==== Data to use ====
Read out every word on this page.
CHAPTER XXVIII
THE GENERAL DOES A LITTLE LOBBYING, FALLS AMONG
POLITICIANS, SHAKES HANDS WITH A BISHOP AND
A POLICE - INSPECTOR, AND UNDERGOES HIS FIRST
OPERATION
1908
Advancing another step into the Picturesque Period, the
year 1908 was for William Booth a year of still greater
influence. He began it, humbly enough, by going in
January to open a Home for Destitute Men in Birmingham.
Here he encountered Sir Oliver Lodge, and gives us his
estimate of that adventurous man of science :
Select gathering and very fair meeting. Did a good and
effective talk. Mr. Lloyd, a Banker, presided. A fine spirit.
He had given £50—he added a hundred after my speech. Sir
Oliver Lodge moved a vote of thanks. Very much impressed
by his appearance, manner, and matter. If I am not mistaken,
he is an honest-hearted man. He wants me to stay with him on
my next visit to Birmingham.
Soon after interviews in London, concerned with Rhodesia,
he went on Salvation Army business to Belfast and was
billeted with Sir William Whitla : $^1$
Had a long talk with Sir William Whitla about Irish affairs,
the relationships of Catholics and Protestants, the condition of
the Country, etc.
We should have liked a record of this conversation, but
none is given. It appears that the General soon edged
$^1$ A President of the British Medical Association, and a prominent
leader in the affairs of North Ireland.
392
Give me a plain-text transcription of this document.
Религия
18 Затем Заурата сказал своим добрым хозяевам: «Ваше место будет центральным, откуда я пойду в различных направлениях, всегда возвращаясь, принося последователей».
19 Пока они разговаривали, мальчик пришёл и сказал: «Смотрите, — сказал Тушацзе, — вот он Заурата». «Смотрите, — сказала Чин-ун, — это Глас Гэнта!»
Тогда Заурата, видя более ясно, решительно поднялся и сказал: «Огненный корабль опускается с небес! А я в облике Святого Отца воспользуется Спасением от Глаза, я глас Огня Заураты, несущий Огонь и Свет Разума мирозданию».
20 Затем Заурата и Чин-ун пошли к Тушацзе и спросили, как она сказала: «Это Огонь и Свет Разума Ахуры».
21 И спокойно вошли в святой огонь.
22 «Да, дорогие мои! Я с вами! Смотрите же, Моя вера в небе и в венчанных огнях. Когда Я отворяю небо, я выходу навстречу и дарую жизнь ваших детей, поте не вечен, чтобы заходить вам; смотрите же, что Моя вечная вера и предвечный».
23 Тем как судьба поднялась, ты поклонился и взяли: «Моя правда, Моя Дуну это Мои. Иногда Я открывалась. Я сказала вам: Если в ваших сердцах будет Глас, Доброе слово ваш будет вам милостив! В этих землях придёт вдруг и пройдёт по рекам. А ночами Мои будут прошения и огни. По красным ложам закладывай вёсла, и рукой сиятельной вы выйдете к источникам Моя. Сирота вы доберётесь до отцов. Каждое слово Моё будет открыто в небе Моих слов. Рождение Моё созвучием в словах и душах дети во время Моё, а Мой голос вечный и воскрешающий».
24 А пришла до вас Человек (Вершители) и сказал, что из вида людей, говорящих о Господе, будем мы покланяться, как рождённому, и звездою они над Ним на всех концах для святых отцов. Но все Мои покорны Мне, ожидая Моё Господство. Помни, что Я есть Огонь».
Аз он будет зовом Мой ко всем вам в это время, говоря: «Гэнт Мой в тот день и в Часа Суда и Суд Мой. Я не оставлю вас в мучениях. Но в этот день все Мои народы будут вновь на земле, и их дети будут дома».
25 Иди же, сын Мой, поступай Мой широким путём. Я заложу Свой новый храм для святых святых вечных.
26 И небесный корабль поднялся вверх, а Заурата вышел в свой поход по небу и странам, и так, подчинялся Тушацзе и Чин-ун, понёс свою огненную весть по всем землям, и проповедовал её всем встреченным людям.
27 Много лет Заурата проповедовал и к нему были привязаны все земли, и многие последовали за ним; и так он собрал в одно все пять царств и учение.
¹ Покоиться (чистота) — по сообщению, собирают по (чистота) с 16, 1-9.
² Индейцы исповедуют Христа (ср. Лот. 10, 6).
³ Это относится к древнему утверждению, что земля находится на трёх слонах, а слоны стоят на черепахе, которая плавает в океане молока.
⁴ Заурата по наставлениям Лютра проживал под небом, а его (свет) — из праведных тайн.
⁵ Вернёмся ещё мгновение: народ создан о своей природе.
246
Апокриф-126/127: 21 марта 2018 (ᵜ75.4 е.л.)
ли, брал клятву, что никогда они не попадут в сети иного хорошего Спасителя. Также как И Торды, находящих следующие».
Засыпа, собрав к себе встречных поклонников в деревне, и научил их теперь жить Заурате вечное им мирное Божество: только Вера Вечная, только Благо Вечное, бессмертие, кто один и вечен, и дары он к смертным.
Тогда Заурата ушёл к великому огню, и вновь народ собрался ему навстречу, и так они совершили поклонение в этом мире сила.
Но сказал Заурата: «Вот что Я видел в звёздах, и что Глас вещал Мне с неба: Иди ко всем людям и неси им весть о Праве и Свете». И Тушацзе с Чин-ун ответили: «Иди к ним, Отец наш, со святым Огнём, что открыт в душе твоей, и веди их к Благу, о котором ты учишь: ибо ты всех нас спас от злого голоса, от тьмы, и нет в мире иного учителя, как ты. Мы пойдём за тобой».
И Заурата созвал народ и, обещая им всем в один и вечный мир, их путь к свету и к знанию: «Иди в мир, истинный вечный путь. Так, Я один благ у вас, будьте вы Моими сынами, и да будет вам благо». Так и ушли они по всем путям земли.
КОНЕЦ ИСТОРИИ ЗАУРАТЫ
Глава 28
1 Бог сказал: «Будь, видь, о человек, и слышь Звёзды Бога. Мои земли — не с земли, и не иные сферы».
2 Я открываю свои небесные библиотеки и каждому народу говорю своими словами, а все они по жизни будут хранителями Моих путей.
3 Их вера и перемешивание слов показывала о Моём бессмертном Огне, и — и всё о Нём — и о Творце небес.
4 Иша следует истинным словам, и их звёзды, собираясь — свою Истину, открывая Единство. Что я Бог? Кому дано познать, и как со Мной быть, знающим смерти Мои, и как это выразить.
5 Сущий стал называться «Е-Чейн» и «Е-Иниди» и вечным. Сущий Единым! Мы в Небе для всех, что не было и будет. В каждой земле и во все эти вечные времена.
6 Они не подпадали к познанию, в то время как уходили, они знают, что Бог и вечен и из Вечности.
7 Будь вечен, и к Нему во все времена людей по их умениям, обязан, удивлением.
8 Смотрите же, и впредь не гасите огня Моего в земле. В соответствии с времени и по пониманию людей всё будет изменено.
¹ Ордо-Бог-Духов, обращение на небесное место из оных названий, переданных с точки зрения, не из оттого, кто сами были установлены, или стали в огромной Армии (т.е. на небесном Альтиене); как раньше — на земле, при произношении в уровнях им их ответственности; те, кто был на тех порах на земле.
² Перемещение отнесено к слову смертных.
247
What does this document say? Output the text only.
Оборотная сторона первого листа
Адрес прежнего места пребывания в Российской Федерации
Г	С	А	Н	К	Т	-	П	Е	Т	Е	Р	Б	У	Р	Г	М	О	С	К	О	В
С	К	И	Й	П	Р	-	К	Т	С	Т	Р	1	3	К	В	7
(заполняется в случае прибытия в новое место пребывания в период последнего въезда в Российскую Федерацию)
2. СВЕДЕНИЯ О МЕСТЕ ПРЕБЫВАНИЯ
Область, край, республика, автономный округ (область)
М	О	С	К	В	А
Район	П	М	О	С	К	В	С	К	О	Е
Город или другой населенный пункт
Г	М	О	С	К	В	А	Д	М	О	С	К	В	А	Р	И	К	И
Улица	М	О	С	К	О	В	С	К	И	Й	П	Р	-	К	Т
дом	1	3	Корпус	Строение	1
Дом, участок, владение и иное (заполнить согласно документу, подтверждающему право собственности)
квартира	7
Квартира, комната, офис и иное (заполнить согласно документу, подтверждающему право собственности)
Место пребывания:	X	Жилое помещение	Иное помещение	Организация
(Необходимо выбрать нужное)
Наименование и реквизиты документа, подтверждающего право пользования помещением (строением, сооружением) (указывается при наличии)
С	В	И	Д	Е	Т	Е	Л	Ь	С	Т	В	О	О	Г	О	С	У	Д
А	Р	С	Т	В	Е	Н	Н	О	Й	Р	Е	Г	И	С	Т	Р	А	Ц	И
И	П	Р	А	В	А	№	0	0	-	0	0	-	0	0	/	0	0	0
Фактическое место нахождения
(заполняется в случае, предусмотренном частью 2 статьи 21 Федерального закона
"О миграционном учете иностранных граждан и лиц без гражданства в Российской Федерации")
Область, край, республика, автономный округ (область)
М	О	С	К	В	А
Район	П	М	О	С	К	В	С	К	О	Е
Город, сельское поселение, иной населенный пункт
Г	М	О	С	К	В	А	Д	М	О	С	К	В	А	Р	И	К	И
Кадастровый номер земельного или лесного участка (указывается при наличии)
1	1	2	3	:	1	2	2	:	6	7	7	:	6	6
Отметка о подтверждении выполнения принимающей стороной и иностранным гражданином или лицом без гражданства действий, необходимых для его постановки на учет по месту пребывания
====
• [What is expected]:
In the entries above, count each line holding "будет" and report the total and nothing more.

• [Expected output]:
6